[BEGIN]

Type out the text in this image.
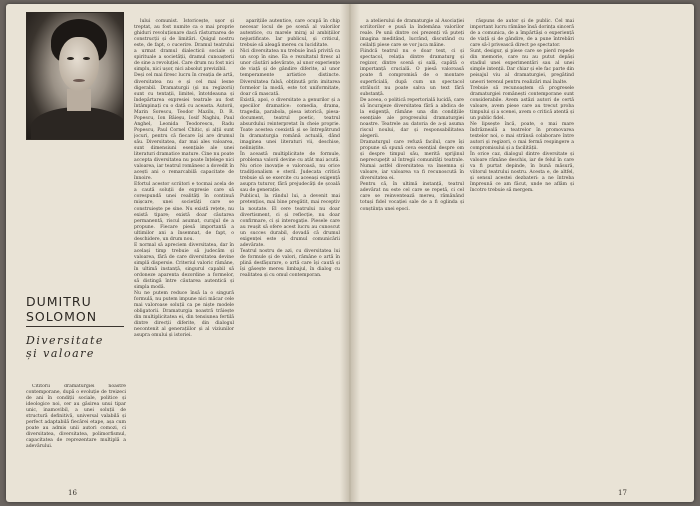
DUMITRU
SOLOMON
Diversitate
și valoare

Cititorii dramaturgiei noastre contemporane, după o evoluție de treizeci de ani în condiții sociale, politice și ideologice noi, cer au găsirea unui tipar unic, inamovibil, a unei soluții de structură definitivă, universal valabilă și perfect adaptabilă fiecărei etape, așa cum poate au admis unii autori comozi, ci diversitatea, diversitatea, polimorfismul, capacitatea de reprezentare multiplă a adevărului.

lului comunist. Istoricește, ușor și treptat, au fost numite ca o mai proprie ghiduri revoluționare dacă răsturnarea de construcții și de limitări. Quigul nostru este, de fapt, o cucerire. Dramul teatrului a urmat dramul dialecticii sociale și spirituale a societății, dramul cunoașterii de sine a revoluției. Care drum nu fost nici simplu, nici ușor, nici absolut previzibil.
Deși cel mai firesc lucru în creația de artă, diversitatea nu e și cel mai lesne digerabil. Dramaturgii (și nu regizorii) sunt cu tentații, limitei, întotdeauna și îndepărtarea expresiei teatrale au fost întâmpinați cu o dată cu aceasta. Autorii, Marin Sorescu, Teodor Mazilu, D. R. Popescu, Ion Băieșu, Iosif Naghiu, Paul Anghel, Leonida Teodorescu, Radu Popescu, Paul Cornel Chitic, și alții sunt jocuri, pentru că fiecare își are drumul său. Diversitatea, dar mai ales valoarea, sunt dimensiuni esențiale ale unei literaturi dramatice mature. Cine nu poate accepta diversitatea nu poate înțelege nici valoarea, iar teatrul românesc a dovedit în acești ani o remarcabilă capacitate de înnoire.
Efortul acestor scriitori e tocmai acela de a caută soluții de expresie care să corespundă unei realități în continuă mișcare, unei societăți care se construiește pe sine. Nu există rețete, nu există tipare; există doar căutarea permanentă, riscul asumat, curajul de a propune. Fiecare piesă importantă a ultimilor ani a însemnat, de fapt, o deschidere, un drum nou.
E normal să apreciem diversitatea, dar în același timp trebuie să judecăm și valoarea, fără de care diversitatea devine simplă dispersie. Criteriul valoric rămâne, în ultimă instanță, singurul capabil să ordoneze aparenta dezordine a formelor, să distingă între căutarea autentică și simpla modă.
Nu ne putem reduce însă la o singură formulă, nu putem impune nici măcar cele mai valoroase soluții ca pe niște modele obligatorii. Dramaturgia noastră trăiește din multiplicitatea ei, din tensiunea fertilă dintre direcții diferite, din dialogul necontenit al generațiilor și al viziunilor asupra omului și istoriei.

aparițiile autentice, care ocupă în chip necesar locul de pe scenă al valorilor autentice, cu marele miraj al ambițiilor nejustificate. Iar publicul, și criticul, trebuie să aleagă mereu cu luciditate.
Nici diversitatea nu trebuie însă privită ca un scop în sine. Ea e rezultatul firesc al unor căutări adevărate, al unor experiențe de viață și de gândire diferite, al unor temperamente artistice distincte. Diversitatea falsă, obținută prin imitarea formelor la modă, este tot uniformitate, doar că mascată.
Există, apoi, o diversitate a genurilor și a speciilor dramatice: comedia, drama, tragedia, parabola, piesa istorică, piesa-document, teatrul poetic, teatrul absurdului reinterpretat în cheie proprie. Toate acestea coexistă și se întrepătrund în dramaturgia română actuală, dând imaginea unei literaturi vii, deschise, neliniștite.
În această multiplicitate de formule, problema valorii devine cu atât mai acută. Nu orice inovație e valoroasă, nu orice tradiționalism e steril. Judecata critică trebuie să se exercite cu aceeași exigență asupra tuturor, fără prejudecăți de școală sau de generație.
Publicul, la rândul lui, a devenit mai pretențios, mai bine pregătit, mai receptiv la noutate. El cere teatrului nu doar divertisment, ci și reflecție, nu doar confirmare, ci și interogație. Piesele care au reușit să ofere acest lucru au cunoscut un succes durabil, dovadă că drumul exigenței este și drumul comunicării adevărate.
Teatrul nostru de azi, cu diversitatea lui de formule și de valori, rămâne o artă în plină desfășurare, o artă care își caută și își găsește mereu limbajul, în dialog cu realitatea și cu omul contemporan.

16

a atelierului de dramaturgie al Asociației scriitorilor e pusă la îndemâna valorilor reale. Pe unii dintre cei prezenți vă puteți imagina meditând, lucrând, discutând cu ceilalți piese care se vor juca mâine.
Fiindcă teatrul nu e doar text, ci și spectacol, relația dintre dramaturg și regizor, dintre scenă și sală, capătă o importanță crucială. O piesă valoroasă poate fi compromisă de o montare superficială, după cum un spectacol strălucit nu poate salva un text fără substanță.
De aceea, o politică repertorială lucidă, care să încurajeze diversitatea fără a abdica de la exigență, rămâne una din condițiile esențiale ale progresului dramaturgiei noastre. Teatrele au datoria de a-și asuma riscul noului, dar și responsabilitatea alegerii.
Dramaturgul care refuză facilul, care își propune să spună ceva esențial despre om și despre timpul său, merită sprijinul neprecupețit al întregii comunități teatrale. Numai astfel diversitatea va însemna și valoare, iar valoarea va fi recunoscută în diversitatea ei.
Pentru că, în ultimă instanță, teatrul adevărat nu este cel care se repetă, ci cel care se reinventează mereu, rămânând totuși fidel vocației sale de a fi oglinda și conștiința unei epoci.

răspuns de autor și de public. Cel mai important lucru rămâne însă dorința sinceră de a comunica, de a împărtăși o experiență de viață și de gândire, de a pune întrebări care să-l privească direct pe spectator.
Sunt, desigur, și piese care se pierd repede din memorie, care nu au putut depăși stadiul unei experimentări sau al unei simple intenții. Dar chiar și ele fac parte din peisajul viu al dramaturgiei, pregătind uneori terenul pentru realizări mai înalte.
Trebuie să recunoaștem că progresele dramaturgiei românești contemporane sunt considerabile. Avem astăzi autori de certă valoare, avem piese care au trecut proba timpului și a scenei, avem o critică atentă și un public fidel.
Ne lipsește încă, poate, o mai mare îndrăzneală a teatrelor în promovarea textelor noi, o mai strânsă colaborare între autori și regizori, o mai fermă respingere a compromisului și a facilității.
În orice caz, dialogul dintre diversitate și valoare rămâne deschis, iar de felul în care va fi purtat depinde, în bună măsură, viitorul teatrului nostru. Acesta e, de altfel, și sensul acestei dezbateri: a ne întreba împreună ce am făcut, unde ne aflăm și încotro trebuie să mergem.

17
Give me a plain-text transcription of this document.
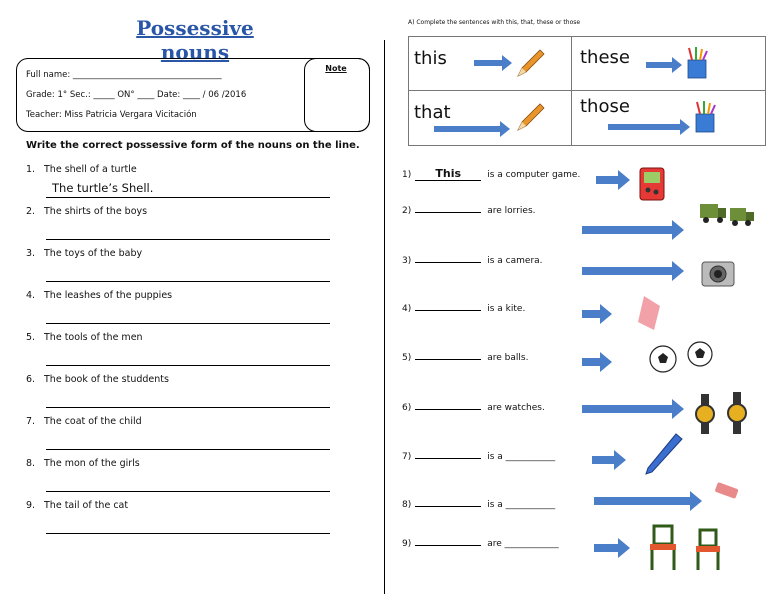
Possessive nouns
Note
Full name: ___________________________________
Grade: 1° Sec.: _____ ON° ____ Date: ____ / 06 /2016
Teacher: Miss Patricia Vergara Vicitación
Write the correct possessive form of the nouns on the line.
1. The shell of a turtle
The turtle’s Shell.
2. The shirts of the boys
3. The toys of the baby
4. The leashes of the puppies
5. The tools of the men
6. The book of the studdents
7. The coat of the child
8. The mon of the girls
9. The tail of the cat
A) Complete the sentences with this, that, these or those
this	these
that	those
1) This	is a computer game.
2)	are lorries.
3)	is a camera.
4)	is a kite.
5)	are balls.
6)	are watches.
7)	is a ___________
8)	is a ___________
9)	are ____________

[END]

Exercise directions: Check each line of the entries above for the word "valorilor". List the ones that have it.

Written answer:
aparițiile autentice, care ocupă în chip necesar locul de pe scenă al valorilor autentice, cu marele miraj al ambițiilor nejustificate. Iar publicul, și criticul, trebuie să aleagă mereu cu luciditate.
a atelierului de dramaturgie al Asociației scriitorilor e pusă la îndemâna valorilor reale. Pe unii dintre cei prezenți vă puteți imagina meditând, lucrând, discutând cu ceilalți piese care se vor juca mâine.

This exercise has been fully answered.